(Records excerpted from a collection)
================

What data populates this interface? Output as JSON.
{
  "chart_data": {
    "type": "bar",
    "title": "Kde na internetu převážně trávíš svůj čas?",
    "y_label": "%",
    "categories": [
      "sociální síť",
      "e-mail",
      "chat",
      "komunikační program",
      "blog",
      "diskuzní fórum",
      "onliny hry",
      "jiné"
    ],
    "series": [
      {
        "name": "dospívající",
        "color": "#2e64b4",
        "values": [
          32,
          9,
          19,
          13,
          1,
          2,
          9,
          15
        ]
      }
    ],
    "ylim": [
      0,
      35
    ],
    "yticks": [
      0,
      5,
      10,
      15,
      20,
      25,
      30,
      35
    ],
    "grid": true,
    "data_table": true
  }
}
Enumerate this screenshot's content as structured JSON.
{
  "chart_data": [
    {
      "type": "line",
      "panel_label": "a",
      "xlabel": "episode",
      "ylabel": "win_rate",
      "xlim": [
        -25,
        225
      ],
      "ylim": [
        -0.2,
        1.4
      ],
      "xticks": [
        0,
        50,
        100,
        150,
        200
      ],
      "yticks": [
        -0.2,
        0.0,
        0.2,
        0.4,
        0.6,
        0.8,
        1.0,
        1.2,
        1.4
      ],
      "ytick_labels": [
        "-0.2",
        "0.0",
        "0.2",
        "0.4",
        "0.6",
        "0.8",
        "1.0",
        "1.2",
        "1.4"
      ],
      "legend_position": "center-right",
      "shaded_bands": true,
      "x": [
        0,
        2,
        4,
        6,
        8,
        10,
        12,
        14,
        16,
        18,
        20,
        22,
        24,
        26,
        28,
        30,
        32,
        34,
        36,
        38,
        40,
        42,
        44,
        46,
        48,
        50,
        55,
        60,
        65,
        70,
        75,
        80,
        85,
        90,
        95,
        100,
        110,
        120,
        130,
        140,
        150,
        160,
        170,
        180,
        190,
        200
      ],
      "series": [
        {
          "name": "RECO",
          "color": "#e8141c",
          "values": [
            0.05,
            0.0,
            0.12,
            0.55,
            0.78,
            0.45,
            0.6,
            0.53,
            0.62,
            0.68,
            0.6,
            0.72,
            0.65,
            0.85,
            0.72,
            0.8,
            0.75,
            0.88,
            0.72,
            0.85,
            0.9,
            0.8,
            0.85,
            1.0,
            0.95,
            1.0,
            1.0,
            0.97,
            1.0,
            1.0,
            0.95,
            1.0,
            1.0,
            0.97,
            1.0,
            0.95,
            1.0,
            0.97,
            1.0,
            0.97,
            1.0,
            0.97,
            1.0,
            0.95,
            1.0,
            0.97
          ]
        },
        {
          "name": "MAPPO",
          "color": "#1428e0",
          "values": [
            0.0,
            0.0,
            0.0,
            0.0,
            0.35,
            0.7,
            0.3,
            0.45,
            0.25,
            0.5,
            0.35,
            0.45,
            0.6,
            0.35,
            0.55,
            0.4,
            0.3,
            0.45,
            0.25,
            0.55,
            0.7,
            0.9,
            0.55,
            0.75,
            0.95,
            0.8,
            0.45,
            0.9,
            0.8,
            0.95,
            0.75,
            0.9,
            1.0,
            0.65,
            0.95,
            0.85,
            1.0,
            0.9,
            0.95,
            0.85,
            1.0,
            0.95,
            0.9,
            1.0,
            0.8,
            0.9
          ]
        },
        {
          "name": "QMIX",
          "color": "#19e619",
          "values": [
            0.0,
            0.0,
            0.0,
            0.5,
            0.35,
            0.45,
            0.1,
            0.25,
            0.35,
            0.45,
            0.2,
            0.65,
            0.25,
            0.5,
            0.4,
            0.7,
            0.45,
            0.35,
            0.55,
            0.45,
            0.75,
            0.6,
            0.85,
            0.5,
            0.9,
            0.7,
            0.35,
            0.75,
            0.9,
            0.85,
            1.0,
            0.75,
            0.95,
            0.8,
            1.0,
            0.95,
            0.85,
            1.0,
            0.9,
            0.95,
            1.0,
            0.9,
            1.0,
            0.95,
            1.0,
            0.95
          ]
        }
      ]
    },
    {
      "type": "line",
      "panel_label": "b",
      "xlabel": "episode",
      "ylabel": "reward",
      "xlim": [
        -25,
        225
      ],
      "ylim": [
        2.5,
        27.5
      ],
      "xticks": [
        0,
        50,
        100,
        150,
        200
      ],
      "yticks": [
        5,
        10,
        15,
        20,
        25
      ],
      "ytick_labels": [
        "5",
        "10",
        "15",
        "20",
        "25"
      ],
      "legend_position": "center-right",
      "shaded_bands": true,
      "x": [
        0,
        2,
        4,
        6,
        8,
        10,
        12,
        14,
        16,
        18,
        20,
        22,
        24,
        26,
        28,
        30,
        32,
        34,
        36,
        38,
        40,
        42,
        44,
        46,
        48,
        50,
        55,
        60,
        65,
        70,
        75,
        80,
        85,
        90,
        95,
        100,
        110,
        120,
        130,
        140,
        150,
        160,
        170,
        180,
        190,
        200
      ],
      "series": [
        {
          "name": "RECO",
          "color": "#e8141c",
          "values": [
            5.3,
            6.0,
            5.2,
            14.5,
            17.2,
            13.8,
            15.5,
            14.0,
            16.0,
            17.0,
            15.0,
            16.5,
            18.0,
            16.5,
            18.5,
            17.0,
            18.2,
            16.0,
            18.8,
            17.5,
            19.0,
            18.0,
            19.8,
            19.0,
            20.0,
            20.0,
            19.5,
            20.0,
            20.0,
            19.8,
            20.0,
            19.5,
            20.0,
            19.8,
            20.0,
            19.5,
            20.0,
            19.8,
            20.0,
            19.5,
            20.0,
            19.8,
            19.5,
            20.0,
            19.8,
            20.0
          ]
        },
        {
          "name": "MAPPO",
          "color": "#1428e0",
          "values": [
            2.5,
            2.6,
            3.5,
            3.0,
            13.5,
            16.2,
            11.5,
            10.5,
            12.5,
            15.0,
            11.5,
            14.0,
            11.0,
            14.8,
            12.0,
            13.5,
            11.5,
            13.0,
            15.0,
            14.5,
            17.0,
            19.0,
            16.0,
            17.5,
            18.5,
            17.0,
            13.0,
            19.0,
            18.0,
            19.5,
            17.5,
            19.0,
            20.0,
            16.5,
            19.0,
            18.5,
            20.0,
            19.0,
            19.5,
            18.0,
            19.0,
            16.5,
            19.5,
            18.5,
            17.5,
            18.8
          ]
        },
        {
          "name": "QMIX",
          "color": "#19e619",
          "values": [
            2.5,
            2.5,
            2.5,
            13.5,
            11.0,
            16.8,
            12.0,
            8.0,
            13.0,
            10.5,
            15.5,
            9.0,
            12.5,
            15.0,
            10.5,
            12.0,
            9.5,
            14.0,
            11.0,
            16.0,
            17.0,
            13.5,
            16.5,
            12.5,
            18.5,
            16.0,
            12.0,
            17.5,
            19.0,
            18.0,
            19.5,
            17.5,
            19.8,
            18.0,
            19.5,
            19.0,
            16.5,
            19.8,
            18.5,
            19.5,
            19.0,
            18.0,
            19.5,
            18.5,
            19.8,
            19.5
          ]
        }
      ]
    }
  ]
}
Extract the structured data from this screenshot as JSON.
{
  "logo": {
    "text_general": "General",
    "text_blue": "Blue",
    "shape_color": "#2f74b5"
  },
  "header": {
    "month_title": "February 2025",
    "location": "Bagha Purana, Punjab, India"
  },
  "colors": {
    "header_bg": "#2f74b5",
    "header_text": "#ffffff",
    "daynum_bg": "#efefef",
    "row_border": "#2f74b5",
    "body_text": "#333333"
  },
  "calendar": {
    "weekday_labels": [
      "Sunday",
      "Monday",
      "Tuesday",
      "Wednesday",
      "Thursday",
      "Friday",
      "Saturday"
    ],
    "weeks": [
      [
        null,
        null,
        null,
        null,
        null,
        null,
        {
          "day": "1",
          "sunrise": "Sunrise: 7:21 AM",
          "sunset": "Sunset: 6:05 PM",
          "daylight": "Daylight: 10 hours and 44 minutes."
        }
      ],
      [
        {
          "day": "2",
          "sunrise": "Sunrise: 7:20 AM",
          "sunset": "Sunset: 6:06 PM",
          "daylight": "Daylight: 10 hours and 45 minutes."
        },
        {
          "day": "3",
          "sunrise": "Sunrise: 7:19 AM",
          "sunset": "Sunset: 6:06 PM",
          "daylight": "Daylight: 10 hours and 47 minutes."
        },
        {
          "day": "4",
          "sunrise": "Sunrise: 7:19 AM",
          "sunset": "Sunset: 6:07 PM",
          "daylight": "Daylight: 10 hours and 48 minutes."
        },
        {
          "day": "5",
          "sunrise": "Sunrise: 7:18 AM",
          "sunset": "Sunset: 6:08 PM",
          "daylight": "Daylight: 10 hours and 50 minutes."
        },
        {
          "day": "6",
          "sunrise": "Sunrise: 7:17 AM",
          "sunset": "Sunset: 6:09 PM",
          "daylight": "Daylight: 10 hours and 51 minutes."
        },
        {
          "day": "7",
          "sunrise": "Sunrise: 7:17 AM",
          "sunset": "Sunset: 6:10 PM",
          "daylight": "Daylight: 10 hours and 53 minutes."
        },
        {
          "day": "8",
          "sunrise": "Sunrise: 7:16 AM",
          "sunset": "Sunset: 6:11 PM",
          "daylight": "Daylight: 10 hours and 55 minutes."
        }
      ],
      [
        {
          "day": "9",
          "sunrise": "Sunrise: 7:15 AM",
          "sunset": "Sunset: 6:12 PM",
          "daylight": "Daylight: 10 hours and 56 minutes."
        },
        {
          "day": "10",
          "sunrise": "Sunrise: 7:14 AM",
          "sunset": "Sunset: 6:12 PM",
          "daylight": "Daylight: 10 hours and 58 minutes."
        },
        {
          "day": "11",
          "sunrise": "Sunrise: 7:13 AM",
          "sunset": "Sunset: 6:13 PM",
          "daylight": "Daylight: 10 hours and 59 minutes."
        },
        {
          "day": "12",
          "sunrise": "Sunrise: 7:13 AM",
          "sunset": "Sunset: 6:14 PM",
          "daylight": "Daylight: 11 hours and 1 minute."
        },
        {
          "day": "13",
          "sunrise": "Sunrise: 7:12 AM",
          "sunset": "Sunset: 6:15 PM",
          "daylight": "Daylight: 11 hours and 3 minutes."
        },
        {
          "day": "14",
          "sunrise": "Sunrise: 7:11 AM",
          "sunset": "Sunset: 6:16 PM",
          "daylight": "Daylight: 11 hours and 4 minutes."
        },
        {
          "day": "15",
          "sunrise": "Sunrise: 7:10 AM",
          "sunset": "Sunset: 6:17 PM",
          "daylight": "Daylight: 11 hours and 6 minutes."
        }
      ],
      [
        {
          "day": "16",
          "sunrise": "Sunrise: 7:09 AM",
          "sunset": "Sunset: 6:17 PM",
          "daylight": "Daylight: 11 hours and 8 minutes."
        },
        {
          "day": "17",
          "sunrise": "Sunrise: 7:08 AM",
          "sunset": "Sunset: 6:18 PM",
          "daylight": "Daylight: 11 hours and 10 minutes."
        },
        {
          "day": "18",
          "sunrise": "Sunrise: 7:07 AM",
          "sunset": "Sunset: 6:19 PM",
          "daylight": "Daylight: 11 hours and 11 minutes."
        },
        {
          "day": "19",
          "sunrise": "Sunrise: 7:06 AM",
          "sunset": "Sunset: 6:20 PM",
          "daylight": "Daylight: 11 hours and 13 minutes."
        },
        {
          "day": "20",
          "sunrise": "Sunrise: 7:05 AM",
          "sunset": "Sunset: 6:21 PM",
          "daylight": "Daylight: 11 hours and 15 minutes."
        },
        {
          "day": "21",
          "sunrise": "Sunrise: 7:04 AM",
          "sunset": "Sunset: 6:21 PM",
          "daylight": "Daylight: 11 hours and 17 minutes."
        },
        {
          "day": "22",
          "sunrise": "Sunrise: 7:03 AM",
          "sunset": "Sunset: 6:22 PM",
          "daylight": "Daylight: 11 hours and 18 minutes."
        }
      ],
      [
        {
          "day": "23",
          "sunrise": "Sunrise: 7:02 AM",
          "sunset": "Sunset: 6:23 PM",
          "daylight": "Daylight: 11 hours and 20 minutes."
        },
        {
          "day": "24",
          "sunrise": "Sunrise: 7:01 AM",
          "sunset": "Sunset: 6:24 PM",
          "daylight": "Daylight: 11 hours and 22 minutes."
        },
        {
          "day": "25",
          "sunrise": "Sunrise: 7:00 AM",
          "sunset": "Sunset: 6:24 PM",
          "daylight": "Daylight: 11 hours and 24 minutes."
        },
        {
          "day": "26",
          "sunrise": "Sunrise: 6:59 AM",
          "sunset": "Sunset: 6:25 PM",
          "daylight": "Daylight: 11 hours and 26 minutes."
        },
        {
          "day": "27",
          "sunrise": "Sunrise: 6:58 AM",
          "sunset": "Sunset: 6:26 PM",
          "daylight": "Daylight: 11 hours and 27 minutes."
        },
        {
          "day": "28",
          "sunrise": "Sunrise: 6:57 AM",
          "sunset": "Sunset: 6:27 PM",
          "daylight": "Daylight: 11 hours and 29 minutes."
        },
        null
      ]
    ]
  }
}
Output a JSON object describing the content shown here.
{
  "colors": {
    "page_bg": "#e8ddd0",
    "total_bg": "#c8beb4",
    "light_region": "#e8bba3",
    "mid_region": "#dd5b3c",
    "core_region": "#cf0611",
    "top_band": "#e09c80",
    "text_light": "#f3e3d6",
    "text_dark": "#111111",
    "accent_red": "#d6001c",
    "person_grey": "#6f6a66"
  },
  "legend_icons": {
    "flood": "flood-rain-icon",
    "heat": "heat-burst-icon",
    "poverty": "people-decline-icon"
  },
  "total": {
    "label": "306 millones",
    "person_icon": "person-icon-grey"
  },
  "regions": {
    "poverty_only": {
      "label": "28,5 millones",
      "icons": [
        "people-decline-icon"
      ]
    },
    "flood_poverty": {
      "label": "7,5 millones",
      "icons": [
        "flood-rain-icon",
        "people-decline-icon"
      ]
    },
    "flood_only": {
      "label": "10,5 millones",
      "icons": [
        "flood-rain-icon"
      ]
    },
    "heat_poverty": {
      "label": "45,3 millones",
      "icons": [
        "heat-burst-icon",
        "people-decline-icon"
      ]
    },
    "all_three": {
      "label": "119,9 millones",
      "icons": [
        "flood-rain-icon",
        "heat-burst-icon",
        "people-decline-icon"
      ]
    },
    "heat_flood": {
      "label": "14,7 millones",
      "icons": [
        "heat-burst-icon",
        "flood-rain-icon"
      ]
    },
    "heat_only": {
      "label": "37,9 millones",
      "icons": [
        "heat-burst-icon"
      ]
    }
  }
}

================

• Task details: Out of the material above, select every line that holds the string "true".

• Result of this exercise:
    "grid": true,
    "data_table": true
      "shaded_bands": true,
      "shaded_bands": true,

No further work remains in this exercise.